Working data:
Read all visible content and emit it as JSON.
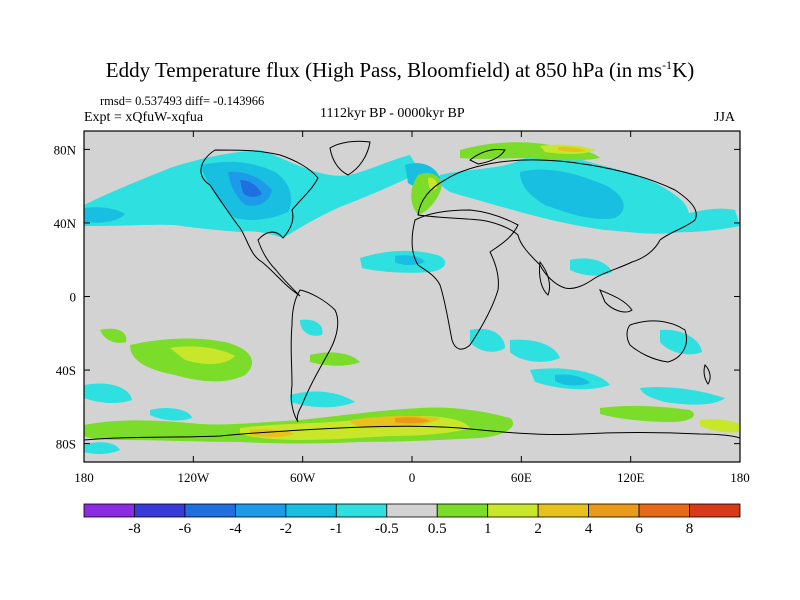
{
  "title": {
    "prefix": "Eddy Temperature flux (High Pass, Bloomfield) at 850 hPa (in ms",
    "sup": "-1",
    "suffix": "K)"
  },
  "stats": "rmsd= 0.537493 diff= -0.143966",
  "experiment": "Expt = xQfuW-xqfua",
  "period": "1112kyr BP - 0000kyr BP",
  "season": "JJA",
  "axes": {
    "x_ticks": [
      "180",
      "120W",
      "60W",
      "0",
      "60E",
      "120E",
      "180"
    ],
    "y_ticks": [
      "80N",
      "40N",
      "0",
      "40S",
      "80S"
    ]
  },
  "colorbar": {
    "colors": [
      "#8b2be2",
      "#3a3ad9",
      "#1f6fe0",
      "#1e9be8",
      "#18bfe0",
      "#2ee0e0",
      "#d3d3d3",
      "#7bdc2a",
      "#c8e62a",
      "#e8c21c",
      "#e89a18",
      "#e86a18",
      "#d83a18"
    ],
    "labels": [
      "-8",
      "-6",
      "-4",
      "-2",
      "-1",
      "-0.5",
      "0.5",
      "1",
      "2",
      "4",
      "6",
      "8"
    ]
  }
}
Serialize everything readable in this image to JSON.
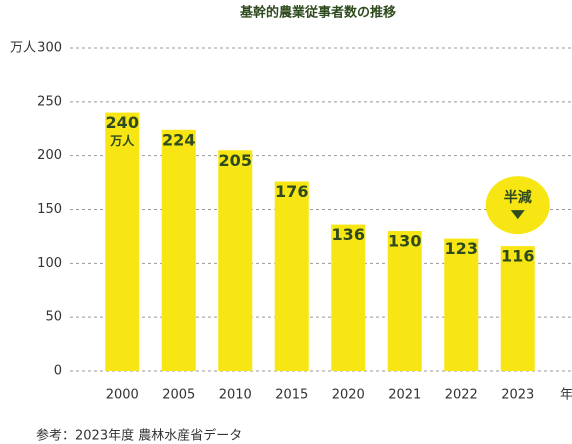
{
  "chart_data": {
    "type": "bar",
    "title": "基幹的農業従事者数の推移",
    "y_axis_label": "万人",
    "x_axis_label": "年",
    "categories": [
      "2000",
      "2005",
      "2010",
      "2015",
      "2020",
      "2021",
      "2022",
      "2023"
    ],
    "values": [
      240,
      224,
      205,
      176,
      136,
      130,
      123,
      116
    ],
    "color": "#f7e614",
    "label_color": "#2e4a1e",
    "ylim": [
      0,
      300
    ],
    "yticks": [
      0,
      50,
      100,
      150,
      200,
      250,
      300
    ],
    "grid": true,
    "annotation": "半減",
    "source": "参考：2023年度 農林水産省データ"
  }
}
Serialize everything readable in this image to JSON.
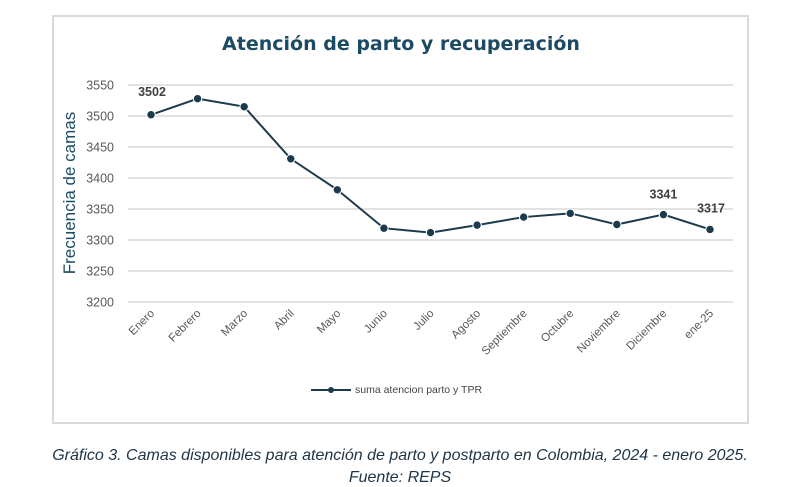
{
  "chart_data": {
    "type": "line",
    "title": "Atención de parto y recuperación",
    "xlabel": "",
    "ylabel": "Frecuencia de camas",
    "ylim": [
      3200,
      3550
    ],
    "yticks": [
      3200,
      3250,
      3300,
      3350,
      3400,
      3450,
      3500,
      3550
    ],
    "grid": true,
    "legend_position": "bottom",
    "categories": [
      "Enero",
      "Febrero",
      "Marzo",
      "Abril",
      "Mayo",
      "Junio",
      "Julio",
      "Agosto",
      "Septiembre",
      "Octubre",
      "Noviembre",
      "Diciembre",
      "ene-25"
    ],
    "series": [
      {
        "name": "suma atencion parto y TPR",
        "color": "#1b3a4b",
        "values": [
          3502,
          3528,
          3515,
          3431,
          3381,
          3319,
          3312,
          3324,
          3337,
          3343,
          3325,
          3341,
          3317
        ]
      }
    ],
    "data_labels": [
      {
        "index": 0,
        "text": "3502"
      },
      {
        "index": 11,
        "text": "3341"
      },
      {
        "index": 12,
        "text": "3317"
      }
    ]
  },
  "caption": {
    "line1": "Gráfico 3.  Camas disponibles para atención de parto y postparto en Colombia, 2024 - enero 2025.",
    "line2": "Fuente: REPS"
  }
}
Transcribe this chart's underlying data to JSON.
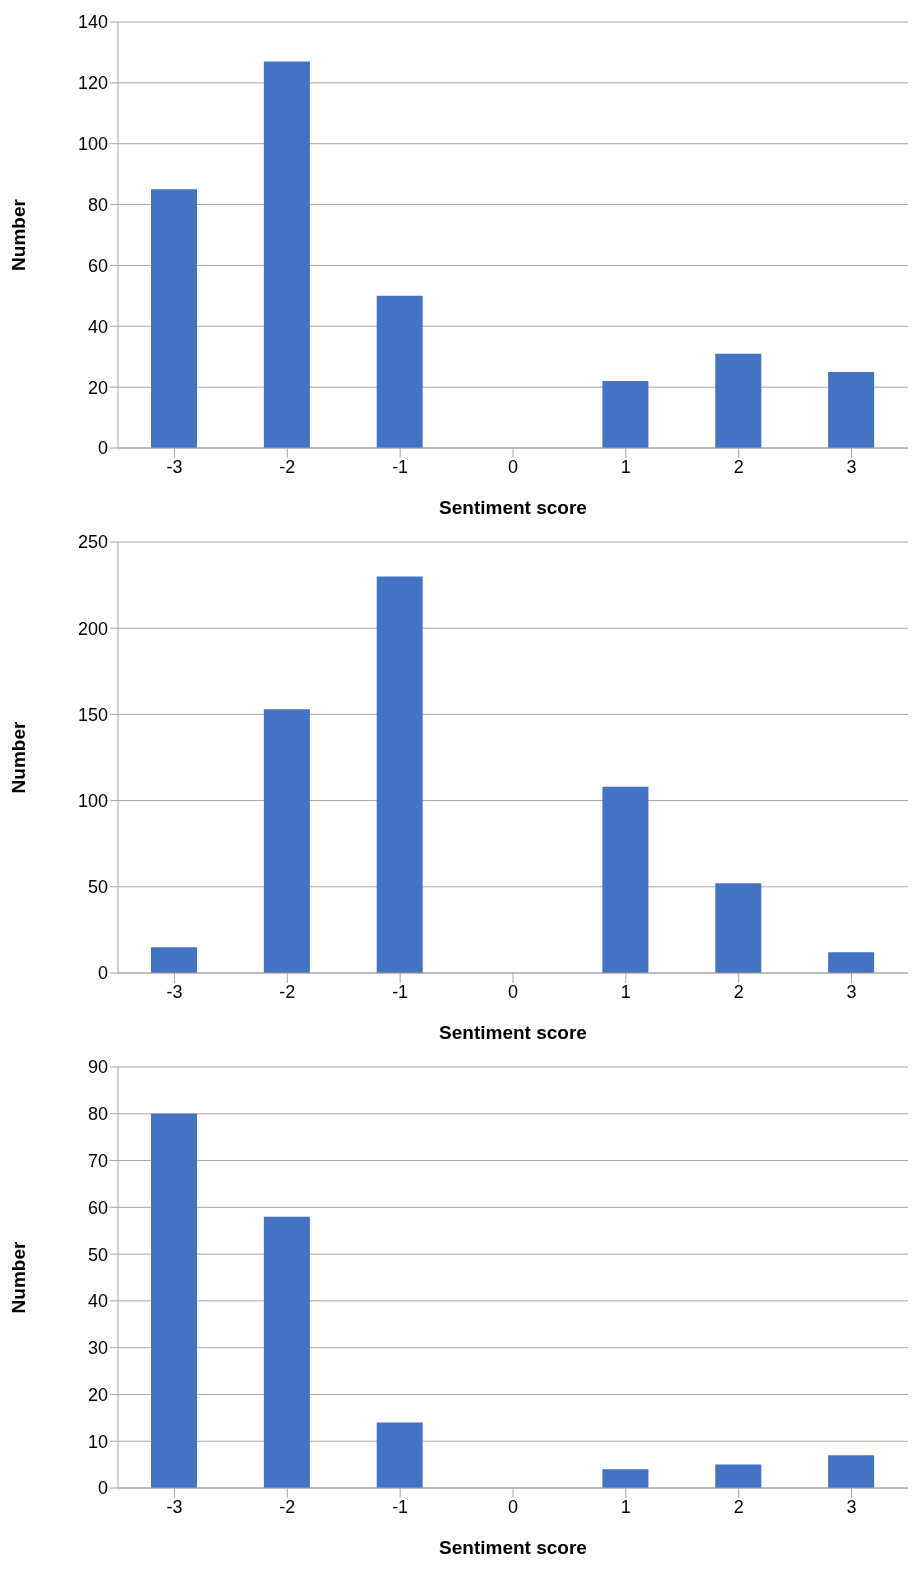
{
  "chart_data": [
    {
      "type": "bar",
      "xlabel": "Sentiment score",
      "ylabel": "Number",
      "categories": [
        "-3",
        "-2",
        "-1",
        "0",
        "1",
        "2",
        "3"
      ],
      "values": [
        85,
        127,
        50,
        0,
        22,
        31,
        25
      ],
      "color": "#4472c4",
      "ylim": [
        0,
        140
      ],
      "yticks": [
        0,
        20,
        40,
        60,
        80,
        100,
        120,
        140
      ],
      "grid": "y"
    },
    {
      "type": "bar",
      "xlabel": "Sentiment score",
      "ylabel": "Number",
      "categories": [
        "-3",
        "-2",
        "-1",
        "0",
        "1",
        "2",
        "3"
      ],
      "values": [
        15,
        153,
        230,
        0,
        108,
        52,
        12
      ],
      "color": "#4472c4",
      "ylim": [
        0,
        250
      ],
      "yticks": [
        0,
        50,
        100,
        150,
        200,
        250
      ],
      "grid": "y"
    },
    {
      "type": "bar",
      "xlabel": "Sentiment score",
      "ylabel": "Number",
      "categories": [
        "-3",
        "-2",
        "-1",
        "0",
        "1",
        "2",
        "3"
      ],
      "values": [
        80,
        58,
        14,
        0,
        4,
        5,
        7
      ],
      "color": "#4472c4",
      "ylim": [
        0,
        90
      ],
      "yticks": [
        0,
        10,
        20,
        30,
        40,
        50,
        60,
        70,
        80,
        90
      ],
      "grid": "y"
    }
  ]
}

Requirement: Omit the pictures and output all of the other material exactly.

Exercise answer:
Read all visible content and emit it as JSON.
{
  "title": {
    "prefix": "Eddy Temperature flux (High Pass, Bloomfield) at 850 hPa (in ms",
    "sup": "-1",
    "suffix": "K)"
  },
  "stats": "rmsd= 0.537493 diff= -0.143966",
  "experiment": "Expt = xQfuW-xqfua",
  "period": "1112kyr BP - 0000kyr BP",
  "season": "JJA",
  "axes": {
    "x_ticks": [
      "180",
      "120W",
      "60W",
      "0",
      "60E",
      "120E",
      "180"
    ],
    "y_ticks": [
      "80N",
      "40N",
      "0",
      "40S",
      "80S"
    ]
  },
  "colorbar": {
    "colors": [
      "#8b2be2",
      "#3a3ad9",
      "#1f6fe0",
      "#1e9be8",
      "#18bfe0",
      "#2ee0e0",
      "#d3d3d3",
      "#7bdc2a",
      "#c8e62a",
      "#e8c21c",
      "#e89a18",
      "#e86a18",
      "#d83a18"
    ],
    "labels": [
      "-8",
      "-6",
      "-4",
      "-2",
      "-1",
      "-0.5",
      "0.5",
      "1",
      "2",
      "4",
      "6",
      "8"
    ]
  }
}
Serialize everything readable in this image to JSON.
{
  "chart_data": {
    "type": "bar",
    "title": "基幹的農業従事者数の推移",
    "y_axis_label": "万人",
    "x_axis_label": "年",
    "categories": [
      "2000",
      "2005",
      "2010",
      "2015",
      "2020",
      "2021",
      "2022",
      "2023"
    ],
    "values": [
      240,
      224,
      205,
      176,
      136,
      130,
      123,
      116
    ],
    "color": "#f7e614",
    "label_color": "#2e4a1e",
    "ylim": [
      0,
      300
    ],
    "yticks": [
      0,
      50,
      100,
      150,
      200,
      250,
      300
    ],
    "grid": true,
    "annotation": "半減",
    "source": "参考：2023年度 農林水産省データ"
  }
}
Serialize everything readable in this image to JSON.
{
  "chart_data": {
    "type": "line",
    "title": "Atención de parto y recuperación",
    "xlabel": "",
    "ylabel": "Frecuencia de camas",
    "ylim": [
      3200,
      3550
    ],
    "yticks": [
      3200,
      3250,
      3300,
      3350,
      3400,
      3450,
      3500,
      3550
    ],
    "grid": true,
    "legend_position": "bottom",
    "categories": [
      "Enero",
      "Febrero",
      "Marzo",
      "Abril",
      "Mayo",
      "Junio",
      "Julio",
      "Agosto",
      "Septiembre",
      "Octubre",
      "Noviembre",
      "Diciembre",
      "ene-25"
    ],
    "series": [
      {
        "name": "suma atencion parto y TPR",
        "color": "#1b3a4b",
        "values": [
          3502,
          3528,
          3515,
          3431,
          3381,
          3319,
          3312,
          3324,
          3337,
          3343,
          3325,
          3341,
          3317
        ]
      }
    ],
    "data_labels": [
      {
        "index": 0,
        "text": "3502"
      },
      {
        "index": 11,
        "text": "3341"
      },
      {
        "index": 12,
        "text": "3317"
      }
    ]
  },
  "caption": {
    "line1": "Gráfico 3.  Camas disponibles para atención de parto y postparto en Colombia, 2024 - enero 2025.",
    "line2": "Fuente: REPS"
  }
}
Transcribe this chart's underlying data to JSON.
{
  "chart_data": [
    {
      "type": "bar",
      "xlabel": "Sentiment score",
      "ylabel": "Number",
      "categories": [
        "-3",
        "-2",
        "-1",
        "0",
        "1",
        "2",
        "3"
      ],
      "values": [
        85,
        127,
        50,
        0,
        22,
        31,
        25
      ],
      "color": "#4472c4",
      "ylim": [
        0,
        140
      ],
      "yticks": [
        0,
        20,
        40,
        60,
        80,
        100,
        120,
        140
      ],
      "grid": "y"
    },
    {
      "type": "bar",
      "xlabel": "Sentiment score",
      "ylabel": "Number",
      "categories": [
        "-3",
        "-2",
        "-1",
        "0",
        "1",
        "2",
        "3"
      ],
      "values": [
        15,
        153,
        230,
        0,
        108,
        52,
        12
      ],
      "color": "#4472c4",
      "ylim": [
        0,
        250
      ],
      "yticks": [
        0,
        50,
        100,
        150,
        200,
        250
      ],
      "grid": "y"
    },
    {
      "type": "bar",
      "xlabel": "Sentiment score",
      "ylabel": "Number",
      "categories": [
        "-3",
        "-2",
        "-1",
        "0",
        "1",
        "2",
        "3"
      ],
      "values": [
        80,
        58,
        14,
        0,
        4,
        5,
        7
      ],
      "color": "#4472c4",
      "ylim": [
        0,
        90
      ],
      "yticks": [
        0,
        10,
        20,
        30,
        40,
        50,
        60,
        70,
        80,
        90
      ],
      "grid": "y"
    }
  ]
}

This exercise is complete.